Written exercise
Write every record out again exactly, and keep images out of it.

(Extracted data entries)

.....

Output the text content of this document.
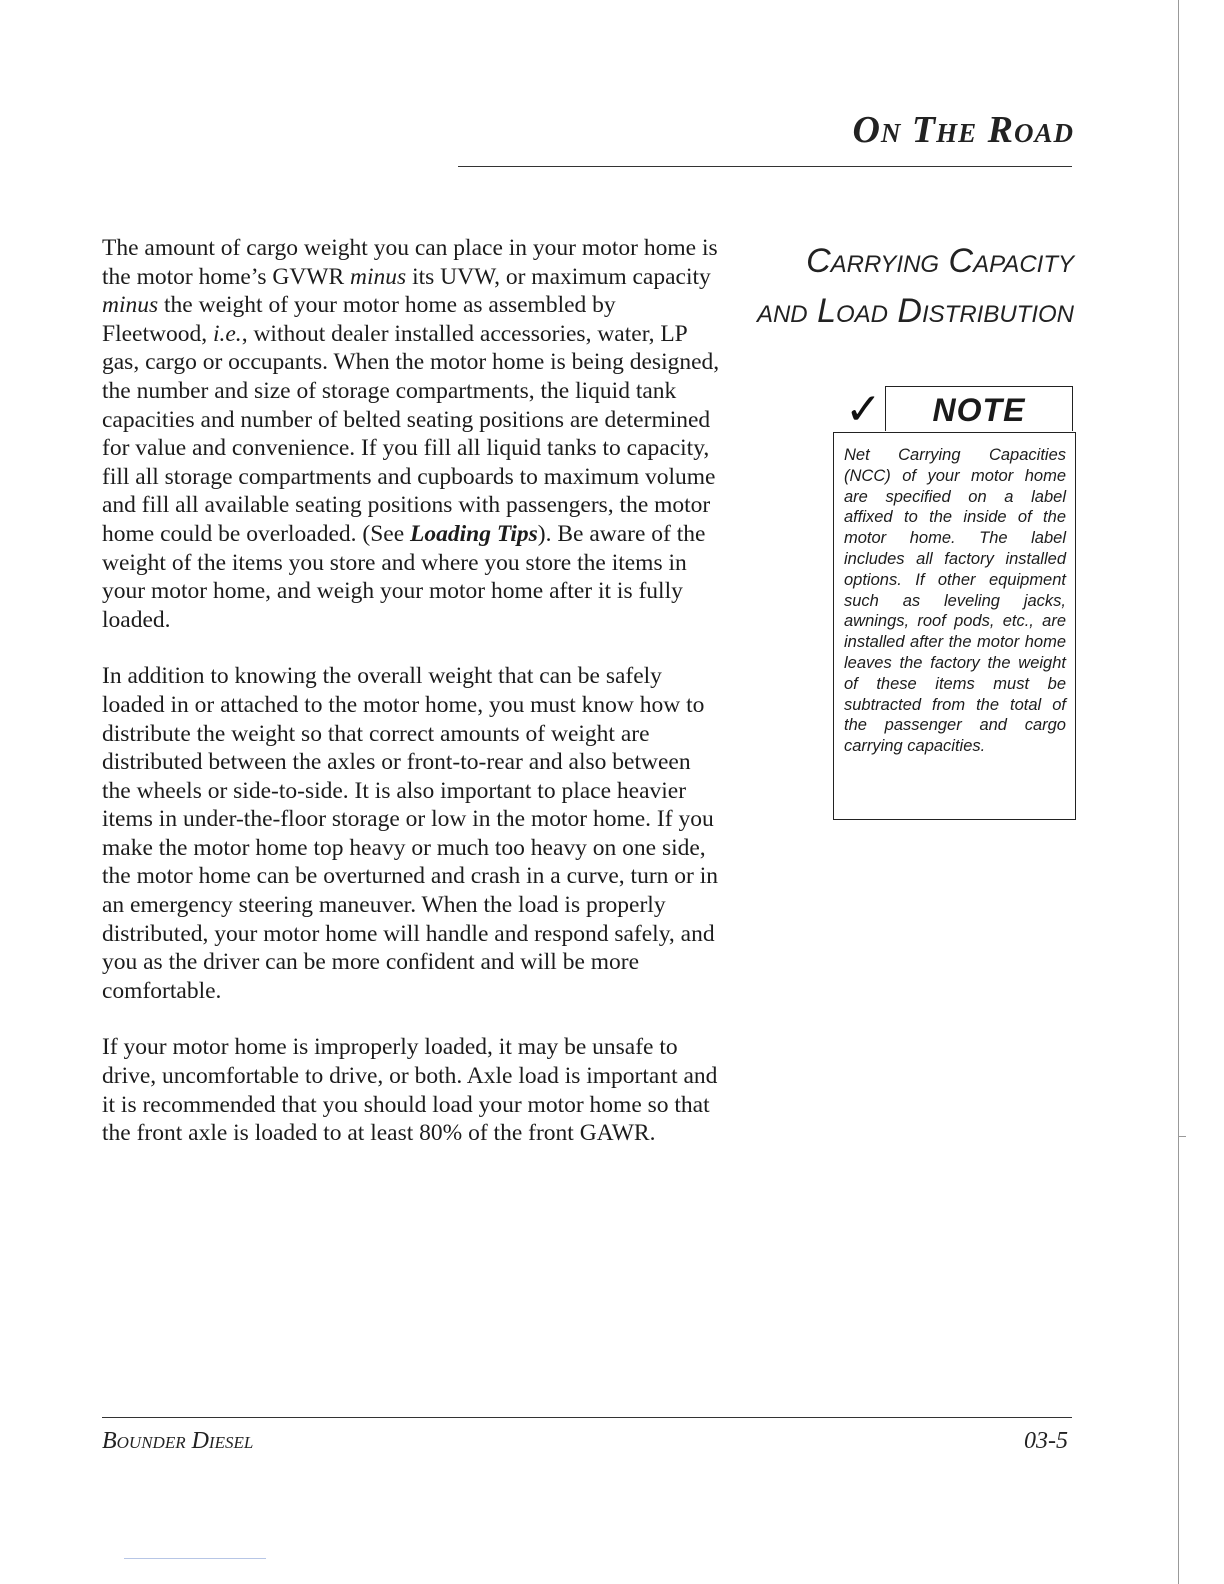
On The Road

The amount of cargo weight you can place in your motor home is the motor home’s GVWR minus its UVW, or maximum capacity minus the weight of your motor home as assembled by Fleetwood, i.e., without dealer installed accessories, water, LP gas, cargo or occupants. When the motor home is being designed, the number and size of storage compartments, the liquid tank capacities and number of belted seating positions are determined for value and convenience. If you fill all liquid tanks to capacity, fill all storage compartments and cupboards to maximum volume and fill all available seating positions with passengers, the motor home could be overloaded. (See Loading Tips). Be aware of the weight of the items you store and where you store the items in your motor home, and weigh your motor home after it is fully loaded.

In addition to knowing the overall weight that can be safely loaded in or attached to the motor home, you must know how to distribute the weight so that correct amounts of weight are distributed between the axles or front-to-rear and also between the wheels or side-to-side. It is also important to place heavier items in under-the-floor storage or low in the motor home. If you make the motor home top heavy or much too heavy on one side, the motor home can be overturned and crash in a curve, turn or in an emergency steering maneuver. When the load is properly distributed, your motor home will handle and respond safely, and you as the driver can be more confident and will be more comfortable.

If your motor home is improperly loaded, it may be unsafe to drive, uncomfortable to drive, or both. Axle load is important and it is recommended that you should load your motor home so that the front axle is loaded to at least 80% of the front GAWR.

Carrying Capacity
and Load Distribution
✓	NOTE
Net Carrying Capacities (NCC) of your motor home are specified on a label affixed to the inside of the motor home. The label includes all factory installed options. If other equipment such as leveling jacks, awnings, roof pods, etc., are installed after the motor home leaves the factory the weight of these items must be subtracted from the total of the passenger and cargo carrying capacities.
Bounder Diesel	03-5
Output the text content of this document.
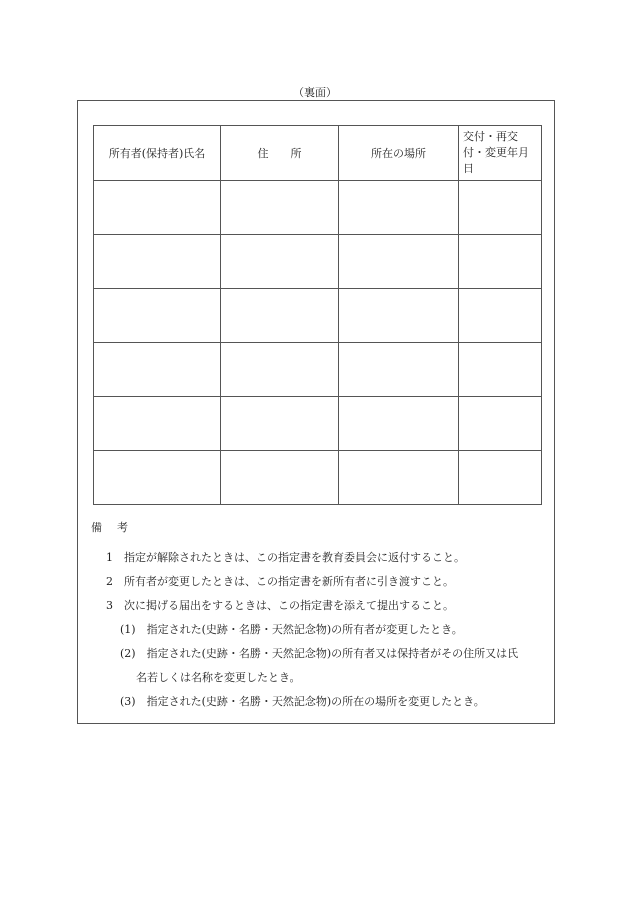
（裏面）
所有者(保持者)氏名	住　　所	所在の場所	交付・再交付・変更年月日

備　考
1　指定が解除されたときは、この指定書を教育委員会に返付すること。
2　所有者が変更したときは、この指定書を新所有者に引き渡すこと。
3　次に掲げる届出をするときは、この指定書を添えて提出すること。
(1)　指定された(史跡・名勝・天然記念物)の所有者が変更したとき。
(2)　指定された(史跡・名勝・天然記念物)の所有者又は保持者がその住所又は氏
名若しくは名称を変更したとき。
(3)　指定された(史跡・名勝・天然記念物)の所在の場所を変更したとき。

.....

Completed exercise
Output the text content of this document.
On The Road

The amount of cargo weight you can place in your motor home is the motor home’s GVWR minus its UVW, or maximum capacity minus the weight of your motor home as assembled by Fleetwood, i.e., without dealer installed accessories, water, LP gas, cargo or occupants. When the motor home is being designed, the number and size of storage compartments, the liquid tank capacities and number of belted seating positions are determined for value and convenience. If you fill all liquid tanks to capacity, fill all storage compartments and cupboards to maximum volume and fill all available seating positions with passengers, the motor home could be overloaded. (See Loading Tips). Be aware of the weight of the items you store and where you store the items in your motor home, and weigh your motor home after it is fully loaded.

In addition to knowing the overall weight that can be safely loaded in or attached to the motor home, you must know how to distribute the weight so that correct amounts of weight are distributed between the axles or front-to-rear and also between the wheels or side-to-side. It is also important to place heavier items in under-the-floor storage or low in the motor home. If you make the motor home top heavy or much too heavy on one side, the motor home can be overturned and crash in a curve, turn or in an emergency steering maneuver. When the load is properly distributed, your motor home will handle and respond safely, and you as the driver can be more confident and will be more comfortable.

If your motor home is improperly loaded, it may be unsafe to drive, uncomfortable to drive, or both. Axle load is important and it is recommended that you should load your motor home so that the front axle is loaded to at least 80% of the front GAWR.

Carrying Capacity
and Load Distribution
✓	NOTE
Net Carrying Capacities (NCC) of your motor home are specified on a label affixed to the inside of the motor home. The label includes all factory installed options. If other equipment such as leveling jacks, awnings, roof pods, etc., are installed after the motor home leaves the factory the weight of these items must be subtracted from the total of the passenger and cargo carrying capacities.
Bounder Diesel	03-5
Output the text content of this document.
（裏面）
所有者(保持者)氏名	住　　所	所在の場所	交付・再交付・変更年月日

備　考
1　指定が解除されたときは、この指定書を教育委員会に返付すること。
2　所有者が変更したときは、この指定書を新所有者に引き渡すこと。
3　次に掲げる届出をするときは、この指定書を添えて提出すること。
(1)　指定された(史跡・名勝・天然記念物)の所有者が変更したとき。
(2)　指定された(史跡・名勝・天然記念物)の所有者又は保持者がその住所又は氏
名若しくは名称を変更したとき。
(3)　指定された(史跡・名勝・天然記念物)の所在の場所を変更したとき。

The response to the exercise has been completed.